Written exercise
Retype every entry in its entirety, without alteration.

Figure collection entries
▼

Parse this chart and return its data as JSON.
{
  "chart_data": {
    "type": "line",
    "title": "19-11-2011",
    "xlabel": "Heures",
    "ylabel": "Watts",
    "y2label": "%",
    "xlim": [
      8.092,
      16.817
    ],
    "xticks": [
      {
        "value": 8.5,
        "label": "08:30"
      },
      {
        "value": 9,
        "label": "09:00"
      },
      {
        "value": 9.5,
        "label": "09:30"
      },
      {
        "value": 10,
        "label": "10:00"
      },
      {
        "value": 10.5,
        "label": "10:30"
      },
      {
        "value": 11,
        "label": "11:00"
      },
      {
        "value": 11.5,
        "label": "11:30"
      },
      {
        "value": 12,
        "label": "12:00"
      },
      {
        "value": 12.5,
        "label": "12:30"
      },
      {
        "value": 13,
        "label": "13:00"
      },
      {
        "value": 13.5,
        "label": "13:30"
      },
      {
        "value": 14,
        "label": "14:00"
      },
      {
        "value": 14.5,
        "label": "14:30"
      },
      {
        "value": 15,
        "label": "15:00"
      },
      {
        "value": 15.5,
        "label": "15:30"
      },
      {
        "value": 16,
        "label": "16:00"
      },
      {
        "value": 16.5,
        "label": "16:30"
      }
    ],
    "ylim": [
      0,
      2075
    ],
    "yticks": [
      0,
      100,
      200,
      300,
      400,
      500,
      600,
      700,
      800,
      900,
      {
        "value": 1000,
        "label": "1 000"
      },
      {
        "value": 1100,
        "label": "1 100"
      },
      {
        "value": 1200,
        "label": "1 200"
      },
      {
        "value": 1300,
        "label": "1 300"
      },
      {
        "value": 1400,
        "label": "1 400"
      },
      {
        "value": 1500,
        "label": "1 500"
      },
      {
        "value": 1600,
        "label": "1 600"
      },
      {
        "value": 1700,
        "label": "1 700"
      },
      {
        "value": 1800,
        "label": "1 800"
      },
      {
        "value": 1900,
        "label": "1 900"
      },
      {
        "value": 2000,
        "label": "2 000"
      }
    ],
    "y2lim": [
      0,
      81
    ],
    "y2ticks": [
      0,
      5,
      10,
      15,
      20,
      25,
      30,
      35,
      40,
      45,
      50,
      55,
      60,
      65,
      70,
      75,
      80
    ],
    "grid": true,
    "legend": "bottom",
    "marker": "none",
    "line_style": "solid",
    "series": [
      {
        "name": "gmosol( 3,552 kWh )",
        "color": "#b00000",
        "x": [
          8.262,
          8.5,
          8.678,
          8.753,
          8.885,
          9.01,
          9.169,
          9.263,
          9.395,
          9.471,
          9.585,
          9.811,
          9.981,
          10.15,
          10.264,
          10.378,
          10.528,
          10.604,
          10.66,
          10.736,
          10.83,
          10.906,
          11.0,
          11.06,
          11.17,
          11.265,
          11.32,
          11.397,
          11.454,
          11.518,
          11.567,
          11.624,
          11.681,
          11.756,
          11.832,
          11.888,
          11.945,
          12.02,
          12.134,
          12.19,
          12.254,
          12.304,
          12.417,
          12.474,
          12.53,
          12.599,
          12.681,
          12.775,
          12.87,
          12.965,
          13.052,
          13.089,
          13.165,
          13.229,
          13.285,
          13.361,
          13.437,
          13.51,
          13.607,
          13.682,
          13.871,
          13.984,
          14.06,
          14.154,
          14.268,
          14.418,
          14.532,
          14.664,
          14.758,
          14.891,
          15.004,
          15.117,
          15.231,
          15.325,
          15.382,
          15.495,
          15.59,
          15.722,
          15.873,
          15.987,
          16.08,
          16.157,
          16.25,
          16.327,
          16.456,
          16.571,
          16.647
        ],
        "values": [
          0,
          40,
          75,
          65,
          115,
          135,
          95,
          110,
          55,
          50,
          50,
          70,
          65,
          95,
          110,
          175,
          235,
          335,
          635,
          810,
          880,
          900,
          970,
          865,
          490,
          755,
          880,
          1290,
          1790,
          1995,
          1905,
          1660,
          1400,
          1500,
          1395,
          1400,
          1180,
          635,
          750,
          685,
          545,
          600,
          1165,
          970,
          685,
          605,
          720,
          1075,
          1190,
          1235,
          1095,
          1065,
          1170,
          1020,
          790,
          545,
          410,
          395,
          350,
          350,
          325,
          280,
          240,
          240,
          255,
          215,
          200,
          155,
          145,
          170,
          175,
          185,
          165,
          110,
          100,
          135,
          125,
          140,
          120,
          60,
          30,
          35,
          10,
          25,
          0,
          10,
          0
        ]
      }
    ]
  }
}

▲

Solved exercise
Parse this chart and return its data as JSON.
{
  "chart_data": {
    "type": "line",
    "title": "19-11-2011",
    "xlabel": "Heures",
    "ylabel": "Watts",
    "y2label": "%",
    "xlim": [
      8.092,
      16.817
    ],
    "xticks": [
      {
        "value": 8.5,
        "label": "08:30"
      },
      {
        "value": 9,
        "label": "09:00"
      },
      {
        "value": 9.5,
        "label": "09:30"
      },
      {
        "value": 10,
        "label": "10:00"
      },
      {
        "value": 10.5,
        "label": "10:30"
      },
      {
        "value": 11,
        "label": "11:00"
      },
      {
        "value": 11.5,
        "label": "11:30"
      },
      {
        "value": 12,
        "label": "12:00"
      },
      {
        "value": 12.5,
        "label": "12:30"
      },
      {
        "value": 13,
        "label": "13:00"
      },
      {
        "value": 13.5,
        "label": "13:30"
      },
      {
        "value": 14,
        "label": "14:00"
      },
      {
        "value": 14.5,
        "label": "14:30"
      },
      {
        "value": 15,
        "label": "15:00"
      },
      {
        "value": 15.5,
        "label": "15:30"
      },
      {
        "value": 16,
        "label": "16:00"
      },
      {
        "value": 16.5,
        "label": "16:30"
      }
    ],
    "ylim": [
      0,
      2075
    ],
    "yticks": [
      0,
      100,
      200,
      300,
      400,
      500,
      600,
      700,
      800,
      900,
      {
        "value": 1000,
        "label": "1 000"
      },
      {
        "value": 1100,
        "label": "1 100"
      },
      {
        "value": 1200,
        "label": "1 200"
      },
      {
        "value": 1300,
        "label": "1 300"
      },
      {
        "value": 1400,
        "label": "1 400"
      },
      {
        "value": 1500,
        "label": "1 500"
      },
      {
        "value": 1600,
        "label": "1 600"
      },
      {
        "value": 1700,
        "label": "1 700"
      },
      {
        "value": 1800,
        "label": "1 800"
      },
      {
        "value": 1900,
        "label": "1 900"
      },
      {
        "value": 2000,
        "label": "2 000"
      }
    ],
    "y2lim": [
      0,
      81
    ],
    "y2ticks": [
      0,
      5,
      10,
      15,
      20,
      25,
      30,
      35,
      40,
      45,
      50,
      55,
      60,
      65,
      70,
      75,
      80
    ],
    "grid": true,
    "legend": "bottom",
    "marker": "none",
    "line_style": "solid",
    "series": [
      {
        "name": "gmosol( 3,552 kWh )",
        "color": "#b00000",
        "x": [
          8.262,
          8.5,
          8.678,
          8.753,
          8.885,
          9.01,
          9.169,
          9.263,
          9.395,
          9.471,
          9.585,
          9.811,
          9.981,
          10.15,
          10.264,
          10.378,
          10.528,
          10.604,
          10.66,
          10.736,
          10.83,
          10.906,
          11.0,
          11.06,
          11.17,
          11.265,
          11.32,
          11.397,
          11.454,
          11.518,
          11.567,
          11.624,
          11.681,
          11.756,
          11.832,
          11.888,
          11.945,
          12.02,
          12.134,
          12.19,
          12.254,
          12.304,
          12.417,
          12.474,
          12.53,
          12.599,
          12.681,
          12.775,
          12.87,
          12.965,
          13.052,
          13.089,
          13.165,
          13.229,
          13.285,
          13.361,
          13.437,
          13.51,
          13.607,
          13.682,
          13.871,
          13.984,
          14.06,
          14.154,
          14.268,
          14.418,
          14.532,
          14.664,
          14.758,
          14.891,
          15.004,
          15.117,
          15.231,
          15.325,
          15.382,
          15.495,
          15.59,
          15.722,
          15.873,
          15.987,
          16.08,
          16.157,
          16.25,
          16.327,
          16.456,
          16.571,
          16.647
        ],
        "values": [
          0,
          40,
          75,
          65,
          115,
          135,
          95,
          110,
          55,
          50,
          50,
          70,
          65,
          95,
          110,
          175,
          235,
          335,
          635,
          810,
          880,
          900,
          970,
          865,
          490,
          755,
          880,
          1290,
          1790,
          1995,
          1905,
          1660,
          1400,
          1500,
          1395,
          1400,
          1180,
          635,
          750,
          685,
          545,
          600,
          1165,
          970,
          685,
          605,
          720,
          1075,
          1190,
          1235,
          1095,
          1065,
          1170,
          1020,
          790,
          545,
          410,
          395,
          350,
          350,
          325,
          280,
          240,
          240,
          255,
          215,
          200,
          155,
          145,
          170,
          175,
          185,
          165,
          110,
          100,
          135,
          125,
          140,
          120,
          60,
          30,
          35,
          10,
          25,
          0,
          10,
          0
        ]
      }
    ]
  }
}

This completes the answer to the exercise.